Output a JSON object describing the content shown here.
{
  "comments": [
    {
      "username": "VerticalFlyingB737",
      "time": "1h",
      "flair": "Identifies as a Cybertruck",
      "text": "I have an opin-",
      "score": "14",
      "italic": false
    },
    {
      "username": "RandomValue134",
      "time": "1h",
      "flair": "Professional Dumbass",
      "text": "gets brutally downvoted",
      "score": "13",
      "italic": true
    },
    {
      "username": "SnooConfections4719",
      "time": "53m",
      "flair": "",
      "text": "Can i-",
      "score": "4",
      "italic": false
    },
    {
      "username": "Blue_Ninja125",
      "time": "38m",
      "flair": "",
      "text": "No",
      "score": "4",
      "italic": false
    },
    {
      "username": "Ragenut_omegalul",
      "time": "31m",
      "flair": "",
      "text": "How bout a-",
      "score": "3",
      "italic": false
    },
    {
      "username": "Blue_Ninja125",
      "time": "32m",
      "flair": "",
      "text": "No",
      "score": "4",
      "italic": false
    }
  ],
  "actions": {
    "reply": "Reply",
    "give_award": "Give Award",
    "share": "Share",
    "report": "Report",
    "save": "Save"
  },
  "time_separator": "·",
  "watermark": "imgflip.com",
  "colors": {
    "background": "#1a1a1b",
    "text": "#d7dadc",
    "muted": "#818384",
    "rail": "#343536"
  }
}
━━━━━━
▶ **GIVEN PROBLEM**
Gather every line from the listing above in which the word "username" appears.

▶ **RESULT OF THE EXERCISE**
      "username": "VerticalFlyingB737",
      "username": "RandomValue134",
      "username": "SnooConfections4719",
      "username": "Blue_Ninja125",
      "username": "Ragenut_omegalul",
      "username": "Blue_Ninja125",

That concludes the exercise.